[Rows from a figure dataset]

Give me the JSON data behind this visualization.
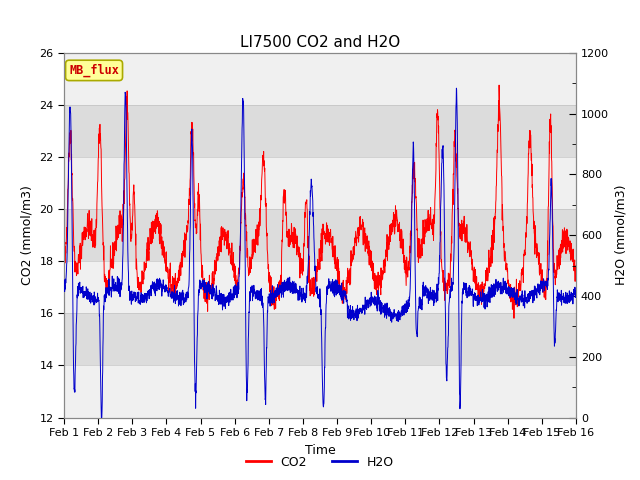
{
  "title": "LI7500 CO2 and H2O",
  "xlabel": "Time",
  "ylabel_left": "CO2 (mmol/m3)",
  "ylabel_right": "H2O (mmol/m3)",
  "co2_ylim": [
    12,
    26
  ],
  "h2o_ylim": [
    0,
    1200
  ],
  "co2_yticks": [
    12,
    14,
    16,
    18,
    20,
    22,
    24,
    26
  ],
  "h2o_yticks": [
    0,
    200,
    400,
    600,
    800,
    1000,
    1200
  ],
  "x_tick_labels": [
    "Feb 1",
    "Feb 2",
    "Feb 3",
    "Feb 4",
    "Feb 5",
    "Feb 6",
    "Feb 7",
    "Feb 8",
    "Feb 9",
    "Feb 10",
    "Feb 11",
    "Feb 12",
    "Feb 13",
    "Feb 14",
    "Feb 15",
    "Feb 16"
  ],
  "co2_color": "#FF0000",
  "h2o_color": "#0000CC",
  "legend_label_co2": "CO2",
  "legend_label_h2o": "H2O",
  "watermark_text": "MB_flux",
  "watermark_bg": "#FFFF99",
  "watermark_border": "#AAAA00",
  "light_band_color": "#F0F0F0",
  "dark_band_color": "#DCDCDC",
  "fig_bg_color": "#FFFFFF",
  "title_fontsize": 11,
  "axis_label_fontsize": 9,
  "tick_fontsize": 8,
  "legend_fontsize": 9,
  "n_points": 2304,
  "days": 15,
  "seed": 42
}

» **Task details**
Nothing but the pictures may be dropped; output the records above exactly.

» **Output for this exercise**
Give me the JSON data behind this visualization.
{
  "title": "LI7500 CO2 and H2O",
  "xlabel": "Time",
  "ylabel_left": "CO2 (mmol/m3)",
  "ylabel_right": "H2O (mmol/m3)",
  "co2_ylim": [
    12,
    26
  ],
  "h2o_ylim": [
    0,
    1200
  ],
  "co2_yticks": [
    12,
    14,
    16,
    18,
    20,
    22,
    24,
    26
  ],
  "h2o_yticks": [
    0,
    200,
    400,
    600,
    800,
    1000,
    1200
  ],
  "x_tick_labels": [
    "Feb 1",
    "Feb 2",
    "Feb 3",
    "Feb 4",
    "Feb 5",
    "Feb 6",
    "Feb 7",
    "Feb 8",
    "Feb 9",
    "Feb 10",
    "Feb 11",
    "Feb 12",
    "Feb 13",
    "Feb 14",
    "Feb 15",
    "Feb 16"
  ],
  "co2_color": "#FF0000",
  "h2o_color": "#0000CC",
  "legend_label_co2": "CO2",
  "legend_label_h2o": "H2O",
  "watermark_text": "MB_flux",
  "watermark_bg": "#FFFF99",
  "watermark_border": "#AAAA00",
  "light_band_color": "#F0F0F0",
  "dark_band_color": "#DCDCDC",
  "fig_bg_color": "#FFFFFF",
  "title_fontsize": 11,
  "axis_label_fontsize": 9,
  "tick_fontsize": 8,
  "legend_fontsize": 9,
  "n_points": 2304,
  "days": 15,
  "seed": 42
}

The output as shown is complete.